• **What is expected**: Repeat, exactly and in full, the lines of the listing below, but without any pictures.

• **Records for this task**:

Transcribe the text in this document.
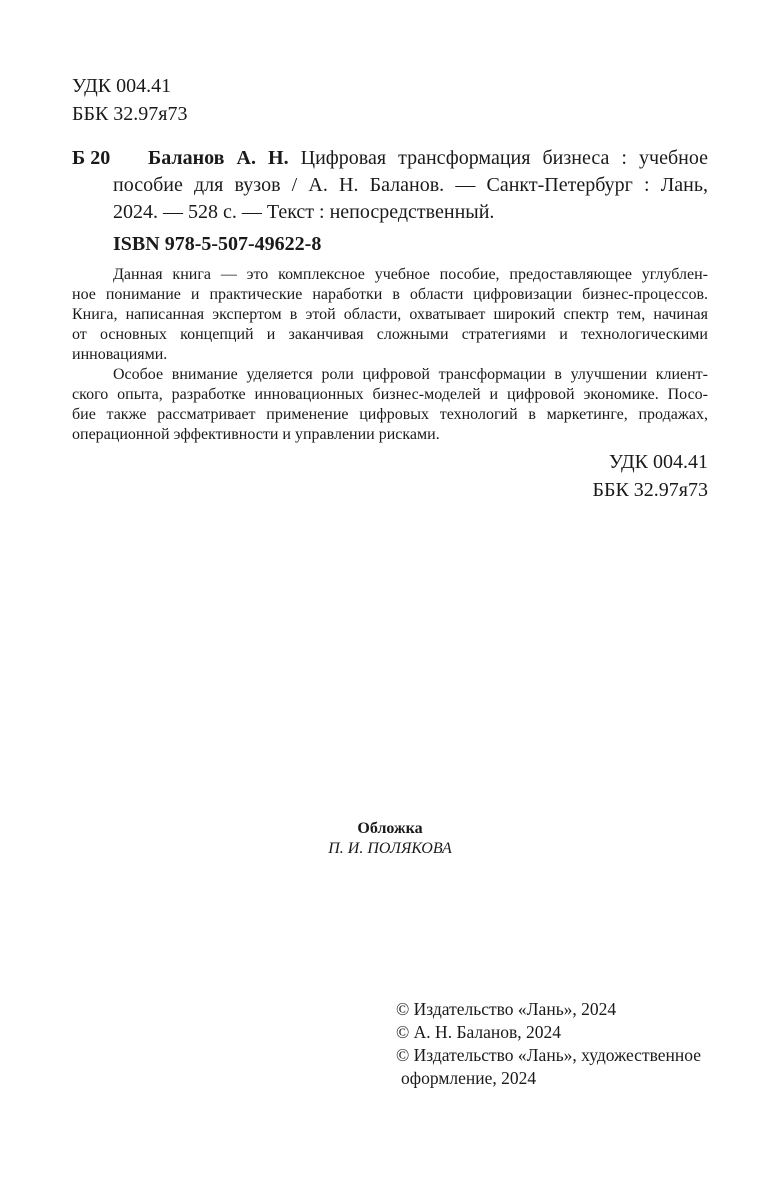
УДК 004.41
ББК 32.97я73
Б 20	Баланов А. Н. Цифровая трансформация бизнеса : учебное
пособие для вузов / А. Н. Баланов. — Санкт-Петербург : Лань,
2024. — 528 с. — Текст : непосредственный.
ISBN 978-5-507-49622-8
Данная книга — это комплексное учебное пособие, предоставляющее углублен-
ное понимание и практические наработки в области цифровизации бизнес-процессов.
Книга, написанная экспертом в этой области, охватывает широкий спектр тем, начиная
от основных концепций и заканчивая сложными стратегиями и технологическими
инновациями.
Особое внимание уделяется роли цифровой трансформации в улучшении клиент-
ского опыта, разработке инновационных бизнес-моделей и цифровой экономике. Посо-
бие также рассматривает применение цифровых технологий в маркетинге, продажах,
операционной эффективности и управлении рисками.
УДК 004.41
ББК 32.97я73
Обложка
П. И. ПОЛЯКОВА
© Издательство «Лань», 2024
© А. Н. Баланов, 2024
© Издательство «Лань», художественное
оформление, 2024
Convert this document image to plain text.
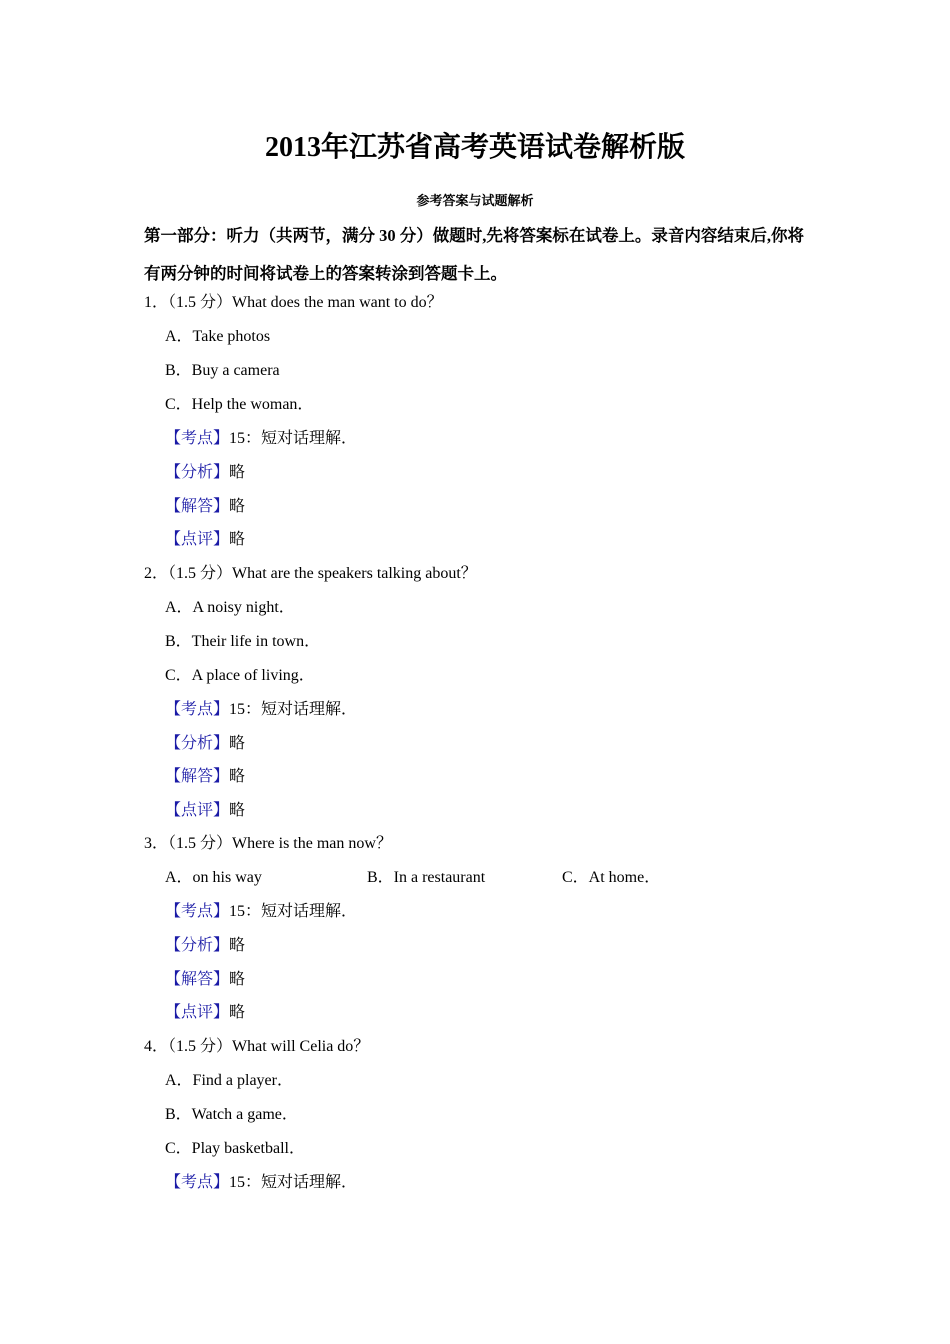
2013年江苏省高考英语试卷解析版
参考答案与试题解析
第一部分：听力（共两节，满分 30 分）做题时,先将答案标在试卷上。录音内容结束后,你将有两分钟的时间将试卷上的答案转涂到答题卡上。
1．（1.5 分）What does the man want to do？
A．Take photos
B．Buy a camera
C．Help the woman．
【考点】15：短对话理解．
【分析】略
【解答】略
【点评】略
2．（1.5 分）What are the speakers talking about？
A．A noisy night．
B．Their life in town．
C．A place of living．
【考点】15：短对话理解．
【分析】略
【解答】略
【点评】略
3．（1.5 分）Where is the man now？
A．on his way	B．In a restaurant	C．At home．
【考点】15：短对话理解．
【分析】略
【解答】略
【点评】略
4．（1.5 分）What will Celia do？
A．Find a player．
B．Watch a game．
C．Play basketball．
【考点】15：短对话理解．
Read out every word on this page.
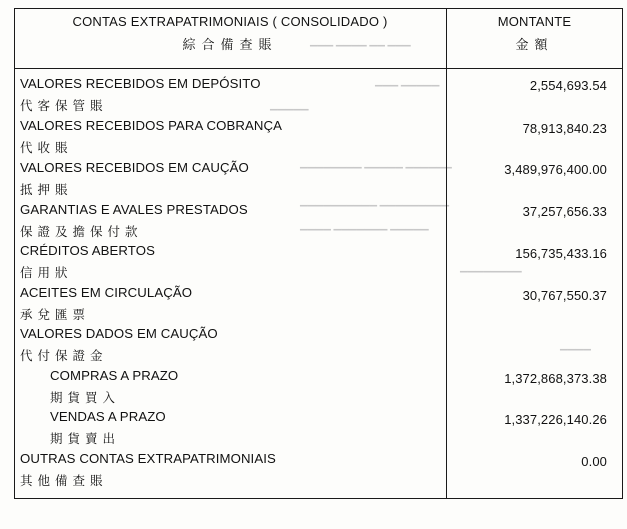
▁▁▁ ▁▁▁▁ ▁▁ ▁▁▁
▁▁▁ ▁▁▁▁▁
▁▁▁▁▁
▁▁▁▁▁▁▁▁ ▁▁▁▁▁ ▁▁▁▁▁▁
▁▁▁▁▁▁▁▁▁▁ ▁▁▁▁▁▁▁▁▁
▁▁▁▁ ▁▁▁▁▁▁▁ ▁▁▁▁▁
▁▁▁▁▁▁▁▁
▁▁▁▁
CONTAS EXTRAPATRIMONIAIS ( CONSOLIDADO )
綜合備查賬
MONTANTE
金額
VALORES RECEBIDOS EM DEPÓSITO
代客保管賬
2,554,693.54
VALORES RECEBIDOS PARA COBRANÇA
代收賬
78,913,840.23
VALORES RECEBIDOS EM CAUÇÃO
抵押賬
3,489,976,400.00
GARANTIAS E AVALES PRESTADOS
保證及擔保付款
37,257,656.33
CRÉDITOS ABERTOS
信用狀
156,735,433.16
ACEITES EM CIRCULAÇÃO
承兌匯票
30,767,550.37
VALORES DADOS EM CAUÇÃO
代付保證金
COMPRAS A PRAZO
期貨買入
1,372,868,373.38
VENDAS A PRAZO
期貨賣出
1,337,226,140.26
OUTRAS CONTAS EXTRAPATRIMONIAIS
其他備查賬
0.00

• **Result**:
Transcribe the text in this document.
УДК 004.41
ББК 32.97я73
Б 20	Баланов А. Н. Цифровая трансформация бизнеса : учебное
пособие для вузов / А. Н. Баланов. — Санкт-Петербург : Лань,
2024. — 528 с. — Текст : непосредственный.
ISBN 978-5-507-49622-8
Данная книга — это комплексное учебное пособие, предоставляющее углублен-
ное понимание и практические наработки в области цифровизации бизнес-процессов.
Книга, написанная экспертом в этой области, охватывает широкий спектр тем, начиная
от основных концепций и заканчивая сложными стратегиями и технологическими
инновациями.
Особое внимание уделяется роли цифровой трансформации в улучшении клиент-
ского опыта, разработке инновационных бизнес-моделей и цифровой экономике. Посо-
бие также рассматривает применение цифровых технологий в маркетинге, продажах,
операционной эффективности и управлении рисками.
УДК 004.41
ББК 32.97я73
Обложка
П. И. ПОЛЯКОВА
© Издательство «Лань», 2024
© А. Н. Баланов, 2024
© Издательство «Лань», художественное
оформление, 2024
Convert this document image to plain text.
2013年江苏省高考英语试卷解析版
参考答案与试题解析
第一部分：听力（共两节，满分 30 分）做题时,先将答案标在试卷上。录音内容结束后,你将有两分钟的时间将试卷上的答案转涂到答题卡上。
1．（1.5 分）What does the man want to do？
A．Take photos
B．Buy a camera
C．Help the woman．
【考点】15：短对话理解．
【分析】略
【解答】略
【点评】略
2．（1.5 分）What are the speakers talking about？
A．A noisy night．
B．Their life in town．
C．A place of living．
【考点】15：短对话理解．
【分析】略
【解答】略
【点评】略
3．（1.5 分）Where is the man now？
A．on his way	B．In a restaurant	C．At home．
【考点】15：短对话理解．
【分析】略
【解答】略
【点评】略
4．（1.5 分）What will Celia do？
A．Find a player．
B．Watch a game．
C．Play basketball．
【考点】15：短对话理解．
Read out every word on this page.
▁▁▁ ▁▁▁▁ ▁▁ ▁▁▁
▁▁▁ ▁▁▁▁▁
▁▁▁▁▁
▁▁▁▁▁▁▁▁ ▁▁▁▁▁ ▁▁▁▁▁▁
▁▁▁▁▁▁▁▁▁▁ ▁▁▁▁▁▁▁▁▁
▁▁▁▁ ▁▁▁▁▁▁▁ ▁▁▁▁▁
▁▁▁▁▁▁▁▁
▁▁▁▁
CONTAS EXTRAPATRIMONIAIS ( CONSOLIDADO )
綜合備查賬
MONTANTE
金額
VALORES RECEBIDOS EM DEPÓSITO
代客保管賬
2,554,693.54
VALORES RECEBIDOS PARA COBRANÇA
代收賬
78,913,840.23
VALORES RECEBIDOS EM CAUÇÃO
抵押賬
3,489,976,400.00
GARANTIAS E AVALES PRESTADOS
保證及擔保付款
37,257,656.33
CRÉDITOS ABERTOS
信用狀
156,735,433.16
ACEITES EM CIRCULAÇÃO
承兌匯票
30,767,550.37
VALORES DADOS EM CAUÇÃO
代付保證金
COMPRAS A PRAZO
期貨買入
1,372,868,373.38
VENDAS A PRAZO
期貨賣出
1,337,226,140.26
OUTRAS CONTAS EXTRAPATRIMONIAIS
其他備查賬
0.00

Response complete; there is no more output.